What is expected
Restate each of the lines below word for word and drop every picture.

Extracted entries
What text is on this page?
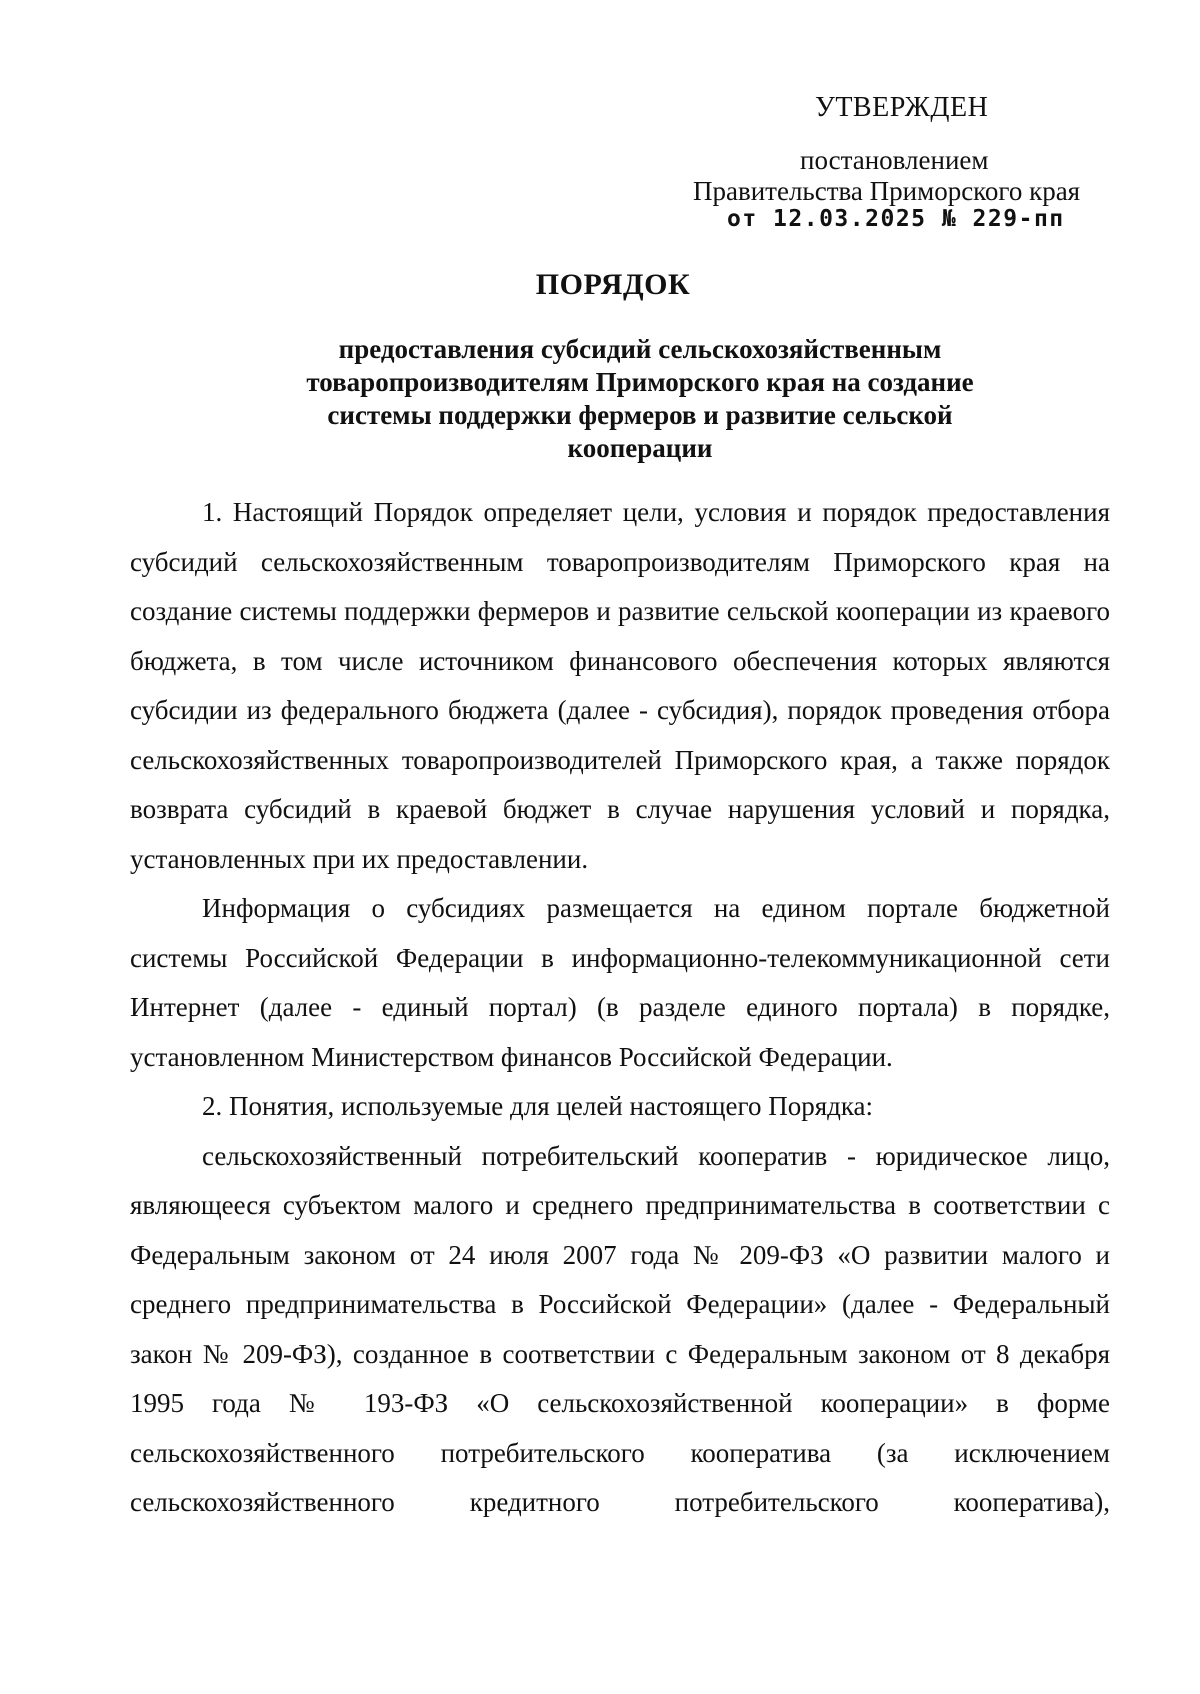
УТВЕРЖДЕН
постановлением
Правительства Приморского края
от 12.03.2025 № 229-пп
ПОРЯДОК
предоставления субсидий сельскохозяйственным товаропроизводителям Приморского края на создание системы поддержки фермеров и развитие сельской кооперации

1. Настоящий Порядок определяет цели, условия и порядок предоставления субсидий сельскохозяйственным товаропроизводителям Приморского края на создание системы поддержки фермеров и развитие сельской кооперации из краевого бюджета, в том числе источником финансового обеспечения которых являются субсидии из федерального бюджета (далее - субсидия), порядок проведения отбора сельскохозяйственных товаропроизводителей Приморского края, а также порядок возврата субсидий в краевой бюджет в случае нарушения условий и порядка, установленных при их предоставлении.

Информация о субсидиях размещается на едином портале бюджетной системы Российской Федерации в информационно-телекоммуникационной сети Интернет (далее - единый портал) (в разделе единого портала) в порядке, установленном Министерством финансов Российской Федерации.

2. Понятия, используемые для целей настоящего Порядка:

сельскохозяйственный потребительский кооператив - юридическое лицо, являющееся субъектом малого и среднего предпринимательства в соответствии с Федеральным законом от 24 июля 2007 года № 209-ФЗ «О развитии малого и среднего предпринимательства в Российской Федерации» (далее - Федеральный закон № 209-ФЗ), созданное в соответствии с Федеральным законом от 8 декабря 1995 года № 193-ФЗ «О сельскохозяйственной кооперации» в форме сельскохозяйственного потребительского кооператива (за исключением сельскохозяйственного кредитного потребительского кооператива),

Written solution
What text is on this page?
УТВЕРЖДЕН
постановлением
Правительства Приморского края
от 12.03.2025 № 229-пп
ПОРЯДОК
предоставления субсидий сельскохозяйственным товаропроизводителям Приморского края на создание системы поддержки фермеров и развитие сельской кооперации

1. Настоящий Порядок определяет цели, условия и порядок предоставления субсидий сельскохозяйственным товаропроизводителям Приморского края на создание системы поддержки фермеров и развитие сельской кооперации из краевого бюджета, в том числе источником финансового обеспечения которых являются субсидии из федерального бюджета (далее - субсидия), порядок проведения отбора сельскохозяйственных товаропроизводителей Приморского края, а также порядок возврата субсидий в краевой бюджет в случае нарушения условий и порядка, установленных при их предоставлении.

Информация о субсидиях размещается на едином портале бюджетной системы Российской Федерации в информационно-телекоммуникационной сети Интернет (далее - единый портал) (в разделе единого портала) в порядке, установленном Министерством финансов Российской Федерации.

2. Понятия, используемые для целей настоящего Порядка:

сельскохозяйственный потребительский кооператив - юридическое лицо, являющееся субъектом малого и среднего предпринимательства в соответствии с Федеральным законом от 24 июля 2007 года № 209-ФЗ «О развитии малого и среднего предпринимательства в Российской Федерации» (далее - Федеральный закон № 209-ФЗ), созданное в соответствии с Федеральным законом от 8 декабря 1995 года № 193-ФЗ «О сельскохозяйственной кооперации» в форме сельскохозяйственного потребительского кооператива (за исключением сельскохозяйственного кредитного потребительского кооператива),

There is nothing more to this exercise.